WHAT THIS TASK INVOLVES: Write out the material exactly, leaving every picture behind.

DATA EXTRACT:
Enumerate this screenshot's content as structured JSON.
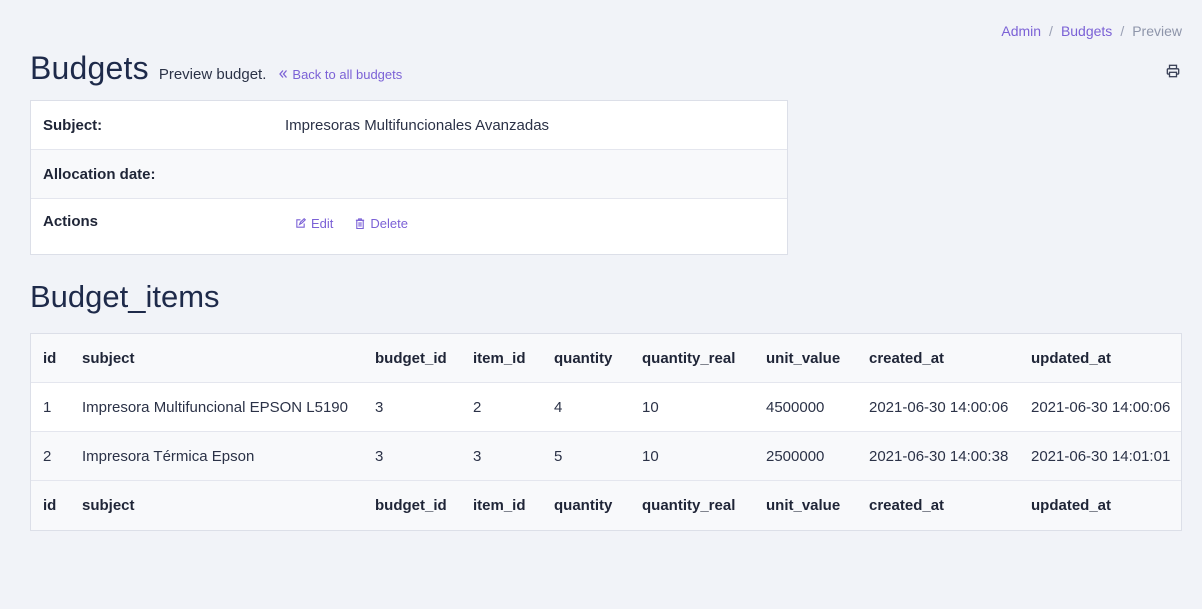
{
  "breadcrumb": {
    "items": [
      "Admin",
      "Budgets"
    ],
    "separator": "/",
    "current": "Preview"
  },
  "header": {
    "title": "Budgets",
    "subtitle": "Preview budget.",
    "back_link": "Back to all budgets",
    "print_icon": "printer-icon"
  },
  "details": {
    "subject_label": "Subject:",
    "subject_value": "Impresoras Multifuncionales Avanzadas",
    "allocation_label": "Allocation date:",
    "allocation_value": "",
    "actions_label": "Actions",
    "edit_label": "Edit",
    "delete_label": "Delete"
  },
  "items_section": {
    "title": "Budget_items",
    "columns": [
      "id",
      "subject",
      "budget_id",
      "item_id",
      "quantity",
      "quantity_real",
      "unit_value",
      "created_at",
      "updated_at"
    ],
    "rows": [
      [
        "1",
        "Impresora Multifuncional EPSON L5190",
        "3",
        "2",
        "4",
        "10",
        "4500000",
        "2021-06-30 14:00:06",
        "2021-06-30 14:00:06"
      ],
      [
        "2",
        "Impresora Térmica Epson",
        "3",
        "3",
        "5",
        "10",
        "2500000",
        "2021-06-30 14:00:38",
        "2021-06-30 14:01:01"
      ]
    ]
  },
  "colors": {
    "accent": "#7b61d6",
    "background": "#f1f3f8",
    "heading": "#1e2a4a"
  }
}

THE COMPLETED TASK:
Enumerate this screenshot's content as structured JSON.
{
  "breadcrumb": {
    "items": [
      "Admin",
      "Budgets"
    ],
    "separator": "/",
    "current": "Preview"
  },
  "header": {
    "title": "Budgets",
    "subtitle": "Preview budget.",
    "back_link": "Back to all budgets",
    "print_icon": "printer-icon"
  },
  "details": {
    "subject_label": "Subject:",
    "subject_value": "Impresoras Multifuncionales Avanzadas",
    "allocation_label": "Allocation date:",
    "allocation_value": "",
    "actions_label": "Actions",
    "edit_label": "Edit",
    "delete_label": "Delete"
  },
  "items_section": {
    "title": "Budget_items",
    "columns": [
      "id",
      "subject",
      "budget_id",
      "item_id",
      "quantity",
      "quantity_real",
      "unit_value",
      "created_at",
      "updated_at"
    ],
    "rows": [
      [
        "1",
        "Impresora Multifuncional EPSON L5190",
        "3",
        "2",
        "4",
        "10",
        "4500000",
        "2021-06-30 14:00:06",
        "2021-06-30 14:00:06"
      ],
      [
        "2",
        "Impresora Térmica Epson",
        "3",
        "3",
        "5",
        "10",
        "2500000",
        "2021-06-30 14:00:38",
        "2021-06-30 14:01:01"
      ]
    ]
  },
  "colors": {
    "accent": "#7b61d6",
    "background": "#f1f3f8",
    "heading": "#1e2a4a"
  }
}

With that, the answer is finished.